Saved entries

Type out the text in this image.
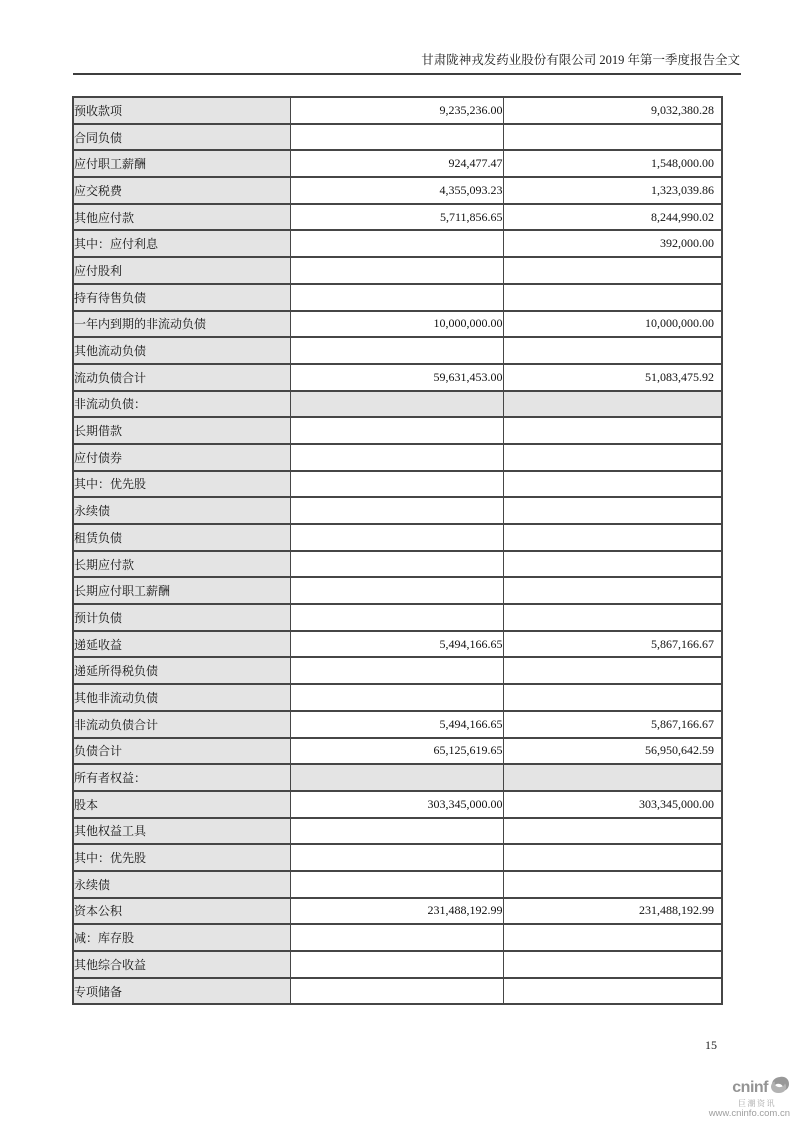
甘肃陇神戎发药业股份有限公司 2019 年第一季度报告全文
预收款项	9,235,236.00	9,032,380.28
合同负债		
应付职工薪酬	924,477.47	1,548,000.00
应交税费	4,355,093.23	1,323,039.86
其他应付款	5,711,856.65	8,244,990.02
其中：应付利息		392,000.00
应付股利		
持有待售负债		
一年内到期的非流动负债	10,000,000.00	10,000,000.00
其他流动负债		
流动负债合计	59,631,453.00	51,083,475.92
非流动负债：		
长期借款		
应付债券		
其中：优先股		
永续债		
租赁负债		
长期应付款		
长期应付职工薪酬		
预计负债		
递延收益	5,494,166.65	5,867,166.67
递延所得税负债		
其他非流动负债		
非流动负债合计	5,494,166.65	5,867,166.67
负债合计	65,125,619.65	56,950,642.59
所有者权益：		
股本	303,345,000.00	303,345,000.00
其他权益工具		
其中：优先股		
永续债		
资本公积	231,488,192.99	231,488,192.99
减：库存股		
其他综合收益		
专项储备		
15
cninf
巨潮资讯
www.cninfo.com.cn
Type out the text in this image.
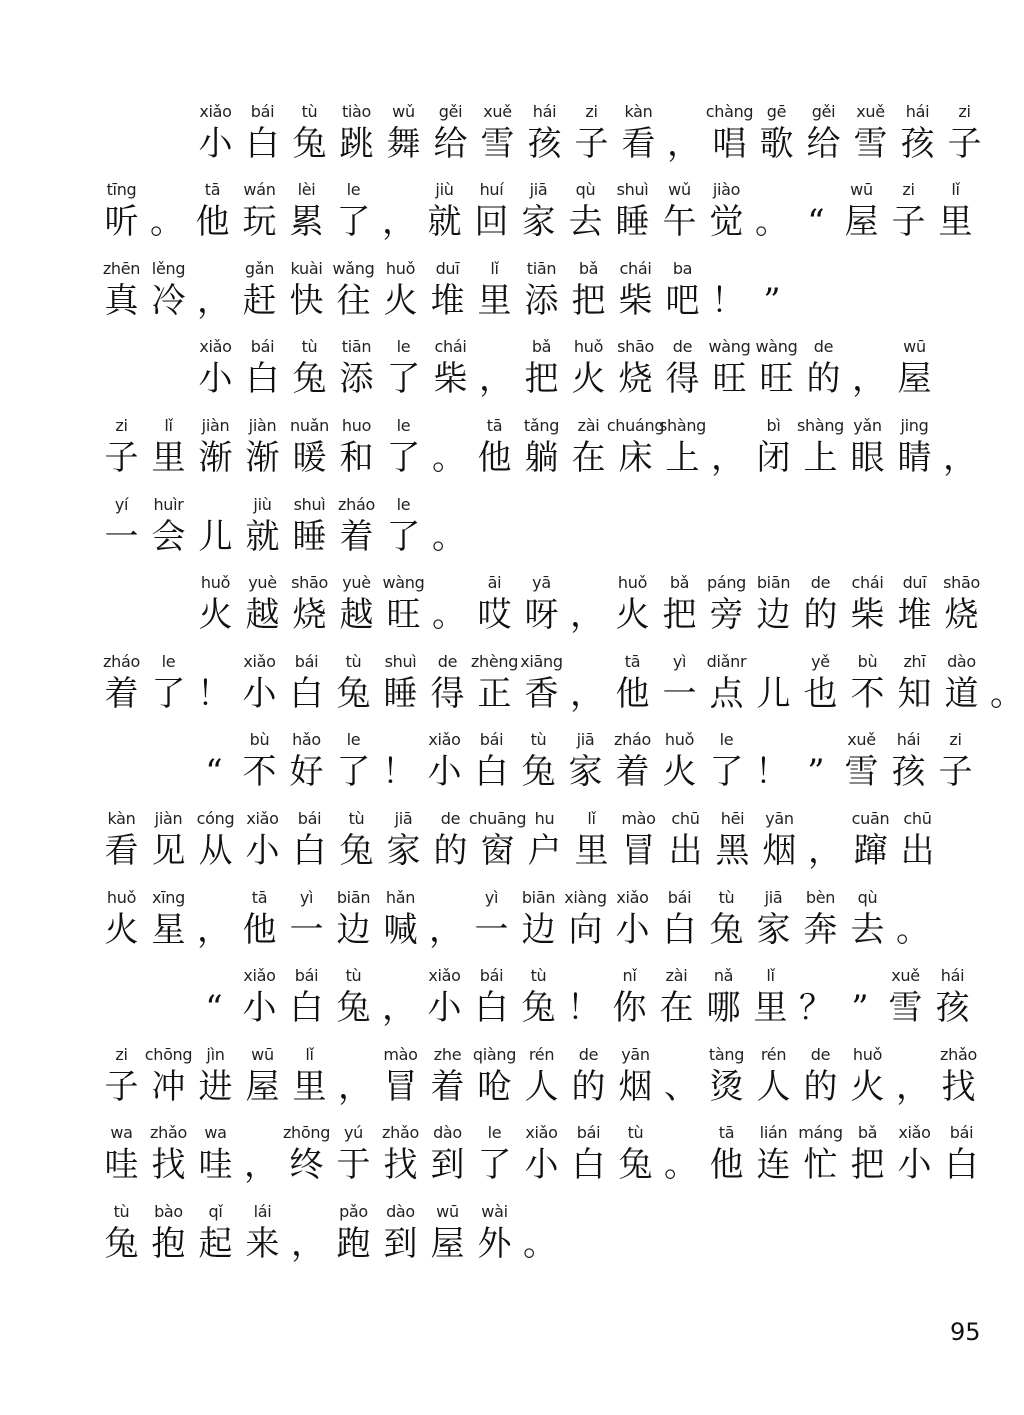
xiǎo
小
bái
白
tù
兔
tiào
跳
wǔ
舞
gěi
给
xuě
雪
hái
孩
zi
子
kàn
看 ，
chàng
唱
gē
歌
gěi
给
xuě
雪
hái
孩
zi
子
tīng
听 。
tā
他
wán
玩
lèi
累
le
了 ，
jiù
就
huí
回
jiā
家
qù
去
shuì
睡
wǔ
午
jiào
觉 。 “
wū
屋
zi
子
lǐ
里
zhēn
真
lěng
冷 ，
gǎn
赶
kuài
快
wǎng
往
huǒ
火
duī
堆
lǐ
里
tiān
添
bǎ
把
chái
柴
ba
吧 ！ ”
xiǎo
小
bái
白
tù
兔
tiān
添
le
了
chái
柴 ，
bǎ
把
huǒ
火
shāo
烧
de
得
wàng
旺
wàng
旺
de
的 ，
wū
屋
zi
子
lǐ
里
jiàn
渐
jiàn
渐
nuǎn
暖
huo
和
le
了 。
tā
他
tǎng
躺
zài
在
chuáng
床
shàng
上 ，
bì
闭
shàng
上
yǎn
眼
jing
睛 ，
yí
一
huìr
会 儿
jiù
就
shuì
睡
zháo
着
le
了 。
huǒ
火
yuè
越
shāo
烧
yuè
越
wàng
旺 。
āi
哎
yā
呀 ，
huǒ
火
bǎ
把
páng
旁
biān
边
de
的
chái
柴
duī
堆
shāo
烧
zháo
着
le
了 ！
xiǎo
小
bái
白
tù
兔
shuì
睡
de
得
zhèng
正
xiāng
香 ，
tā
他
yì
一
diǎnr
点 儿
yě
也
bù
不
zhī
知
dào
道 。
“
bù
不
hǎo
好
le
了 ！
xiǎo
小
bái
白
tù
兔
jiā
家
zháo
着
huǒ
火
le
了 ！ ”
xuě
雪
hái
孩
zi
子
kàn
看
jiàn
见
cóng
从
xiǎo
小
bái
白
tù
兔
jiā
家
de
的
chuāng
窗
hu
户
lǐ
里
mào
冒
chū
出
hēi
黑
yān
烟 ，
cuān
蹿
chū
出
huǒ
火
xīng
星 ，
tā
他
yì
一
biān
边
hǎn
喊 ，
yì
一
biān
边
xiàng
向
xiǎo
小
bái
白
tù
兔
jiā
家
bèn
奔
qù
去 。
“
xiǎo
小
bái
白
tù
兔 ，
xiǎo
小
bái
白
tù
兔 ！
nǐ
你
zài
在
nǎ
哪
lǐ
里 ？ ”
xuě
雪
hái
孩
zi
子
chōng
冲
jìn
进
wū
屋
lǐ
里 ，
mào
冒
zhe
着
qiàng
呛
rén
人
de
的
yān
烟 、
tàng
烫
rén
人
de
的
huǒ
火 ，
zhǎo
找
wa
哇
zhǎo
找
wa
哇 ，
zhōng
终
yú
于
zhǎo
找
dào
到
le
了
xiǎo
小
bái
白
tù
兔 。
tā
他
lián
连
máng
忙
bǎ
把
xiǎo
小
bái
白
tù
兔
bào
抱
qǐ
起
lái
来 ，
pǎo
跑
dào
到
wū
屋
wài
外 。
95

Required work:
Copy every record above exactly, leaving out the pictures.

Final answer:
Type out the text in this image.
甘肃陇神戎发药业股份有限公司 2019 年第一季度报告全文
预收款项	9,235,236.00	9,032,380.28
合同负债		
应付职工薪酬	924,477.47	1,548,000.00
应交税费	4,355,093.23	1,323,039.86
其他应付款	5,711,856.65	8,244,990.02
其中：应付利息		392,000.00
应付股利		
持有待售负债		
一年内到期的非流动负债	10,000,000.00	10,000,000.00
其他流动负债		
流动负债合计	59,631,453.00	51,083,475.92
非流动负债：		
长期借款		
应付债券		
其中：优先股		
永续债		
租赁负债		
长期应付款		
长期应付职工薪酬		
预计负债		
递延收益	5,494,166.65	5,867,166.67
递延所得税负债		
其他非流动负债		
非流动负债合计	5,494,166.65	5,867,166.67
负债合计	65,125,619.65	56,950,642.59
所有者权益：		
股本	303,345,000.00	303,345,000.00
其他权益工具		
其中：优先股		
永续债		
资本公积	231,488,192.99	231,488,192.99
减：库存股		
其他综合收益		
专项储备		
15
cninf
巨潮资讯
www.cninfo.com.cn
Type out the text in this image.
xiǎo
小
bái
白
tù
兔
tiào
跳
wǔ
舞
gěi
给
xuě
雪
hái
孩
zi
子
kàn
看 ，
chàng
唱
gē
歌
gěi
给
xuě
雪
hái
孩
zi
子
tīng
听 。
tā
他
wán
玩
lèi
累
le
了 ，
jiù
就
huí
回
jiā
家
qù
去
shuì
睡
wǔ
午
jiào
觉 。 “
wū
屋
zi
子
lǐ
里
zhēn
真
lěng
冷 ，
gǎn
赶
kuài
快
wǎng
往
huǒ
火
duī
堆
lǐ
里
tiān
添
bǎ
把
chái
柴
ba
吧 ！ ”
xiǎo
小
bái
白
tù
兔
tiān
添
le
了
chái
柴 ，
bǎ
把
huǒ
火
shāo
烧
de
得
wàng
旺
wàng
旺
de
的 ，
wū
屋
zi
子
lǐ
里
jiàn
渐
jiàn
渐
nuǎn
暖
huo
和
le
了 。
tā
他
tǎng
躺
zài
在
chuáng
床
shàng
上 ，
bì
闭
shàng
上
yǎn
眼
jing
睛 ，
yí
一
huìr
会 儿
jiù
就
shuì
睡
zháo
着
le
了 。
huǒ
火
yuè
越
shāo
烧
yuè
越
wàng
旺 。
āi
哎
yā
呀 ，
huǒ
火
bǎ
把
páng
旁
biān
边
de
的
chái
柴
duī
堆
shāo
烧
zháo
着
le
了 ！
xiǎo
小
bái
白
tù
兔
shuì
睡
de
得
zhèng
正
xiāng
香 ，
tā
他
yì
一
diǎnr
点 儿
yě
也
bù
不
zhī
知
dào
道 。
“
bù
不
hǎo
好
le
了 ！
xiǎo
小
bái
白
tù
兔
jiā
家
zháo
着
huǒ
火
le
了 ！ ”
xuě
雪
hái
孩
zi
子
kàn
看
jiàn
见
cóng
从
xiǎo
小
bái
白
tù
兔
jiā
家
de
的
chuāng
窗
hu
户
lǐ
里
mào
冒
chū
出
hēi
黑
yān
烟 ，
cuān
蹿
chū
出
huǒ
火
xīng
星 ，
tā
他
yì
一
biān
边
hǎn
喊 ，
yì
一
biān
边
xiàng
向
xiǎo
小
bái
白
tù
兔
jiā
家
bèn
奔
qù
去 。
“
xiǎo
小
bái
白
tù
兔 ，
xiǎo
小
bái
白
tù
兔 ！
nǐ
你
zài
在
nǎ
哪
lǐ
里 ？ ”
xuě
雪
hái
孩
zi
子
chōng
冲
jìn
进
wū
屋
lǐ
里 ，
mào
冒
zhe
着
qiàng
呛
rén
人
de
的
yān
烟 、
tàng
烫
rén
人
de
的
huǒ
火 ，
zhǎo
找
wa
哇
zhǎo
找
wa
哇 ，
zhōng
终
yú
于
zhǎo
找
dào
到
le
了
xiǎo
小
bái
白
tù
兔 。
tā
他
lián
连
máng
忙
bǎ
把
xiǎo
小
bái
白
tù
兔
bào
抱
qǐ
起
lái
来 ，
pǎo
跑
dào
到
wū
屋
wài
外 。
95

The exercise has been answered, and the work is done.